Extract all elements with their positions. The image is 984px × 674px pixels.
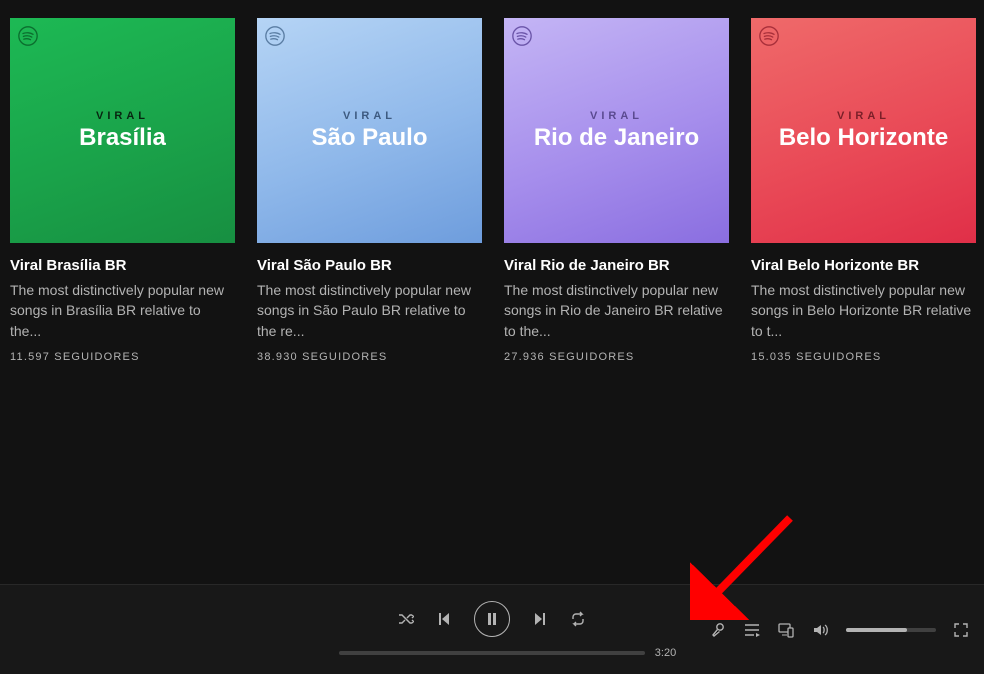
playlist-card[interactable]: VIRAL Brasília Viral Brasília BR The mos…	[10, 18, 235, 363]
spotify-logo-icon	[265, 26, 285, 46]
cover-title: Brasília	[79, 124, 166, 152]
cover-title: Rio de Janeiro	[534, 124, 699, 152]
player-right	[710, 622, 968, 638]
fullscreen-button[interactable]	[954, 623, 968, 637]
volume-icon	[812, 622, 828, 638]
playlist-card[interactable]: VIRAL São Paulo Viral São Paulo BR The m…	[257, 18, 482, 363]
playlist-description: The most distinctively popular new songs…	[257, 280, 482, 341]
cover-title: Belo Horizonte	[779, 124, 948, 152]
fullscreen-icon	[954, 623, 968, 637]
shuffle-button[interactable]	[398, 611, 414, 627]
spotify-logo-icon	[759, 26, 779, 46]
pause-button[interactable]	[474, 601, 510, 637]
playlist-description: The most distinctively popular new songs…	[751, 280, 976, 341]
playlist-description: The most distinctively popular new songs…	[10, 280, 235, 341]
shuffle-icon	[398, 611, 414, 627]
playlist-followers: 38.930 SEGUIDORES	[257, 351, 482, 363]
playlist-card[interactable]: VIRAL Rio de Janeiro Viral Rio de Janeir…	[504, 18, 729, 363]
cover-title: São Paulo	[311, 124, 427, 152]
player-bar: 3:20	[0, 584, 984, 674]
cover-tag: VIRAL	[96, 110, 149, 122]
devices-icon	[778, 622, 794, 638]
next-button[interactable]	[532, 611, 548, 627]
microphone-icon	[710, 622, 726, 638]
pause-icon	[485, 612, 499, 626]
playlist-title: Viral São Paulo BR	[257, 257, 482, 274]
devices-button[interactable]	[778, 622, 794, 638]
previous-button[interactable]	[436, 611, 452, 627]
lyrics-button[interactable]	[710, 622, 726, 638]
player-center: 3:20	[295, 601, 689, 659]
player-controls	[398, 601, 586, 637]
volume-slider[interactable]	[846, 628, 936, 632]
spotify-logo-icon	[512, 26, 532, 46]
queue-icon	[744, 622, 760, 638]
playlist-cover: VIRAL Belo Horizonte	[751, 18, 976, 243]
playlist-info: Viral Rio de Janeiro BR The most distinc…	[504, 243, 729, 363]
spotify-logo-icon	[18, 26, 38, 46]
repeat-icon	[570, 611, 586, 627]
volume-button[interactable]	[812, 622, 828, 638]
playlist-grid: VIRAL Brasília Viral Brasília BR The mos…	[0, 0, 984, 363]
cover-tag: VIRAL	[590, 110, 643, 122]
queue-button[interactable]	[744, 622, 760, 638]
playlist-title: Viral Brasília BR	[10, 257, 235, 274]
playlist-info: Viral Belo Horizonte BR The most distinc…	[751, 243, 976, 363]
playlist-followers: 11.597 SEGUIDORES	[10, 351, 235, 363]
progress-row: 3:20	[295, 647, 689, 659]
skip-forward-icon	[532, 611, 548, 627]
cover-tag: VIRAL	[343, 110, 396, 122]
playlist-description: The most distinctively popular new songs…	[504, 280, 729, 341]
playlist-card[interactable]: VIRAL Belo Horizonte Viral Belo Horizont…	[751, 18, 976, 363]
repeat-button[interactable]	[570, 611, 586, 627]
progress-bar[interactable]	[339, 651, 645, 655]
playlist-cover: VIRAL Brasília	[10, 18, 235, 243]
duration-time: 3:20	[655, 647, 689, 659]
playlist-cover: VIRAL São Paulo	[257, 18, 482, 243]
cover-tag: VIRAL	[837, 110, 890, 122]
playlist-title: Viral Belo Horizonte BR	[751, 257, 976, 274]
playlist-info: Viral Brasília BR The most distinctively…	[10, 243, 235, 363]
playlist-followers: 15.035 SEGUIDORES	[751, 351, 976, 363]
playlist-info: Viral São Paulo BR The most distinctivel…	[257, 243, 482, 363]
playlist-followers: 27.936 SEGUIDORES	[504, 351, 729, 363]
playlist-cover: VIRAL Rio de Janeiro	[504, 18, 729, 243]
volume-fill	[846, 628, 907, 632]
playlist-title: Viral Rio de Janeiro BR	[504, 257, 729, 274]
skip-back-icon	[436, 611, 452, 627]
------------------------------
■ Instructions to follow
Look through the records and gather every line containing "player".

■ Your response
player-right	[710, 622, 968, 638]
player-bar: 3:20	[0, 584, 984, 674]
player-center: 3:20	[295, 601, 689, 659]
player-controls	[398, 601, 586, 637]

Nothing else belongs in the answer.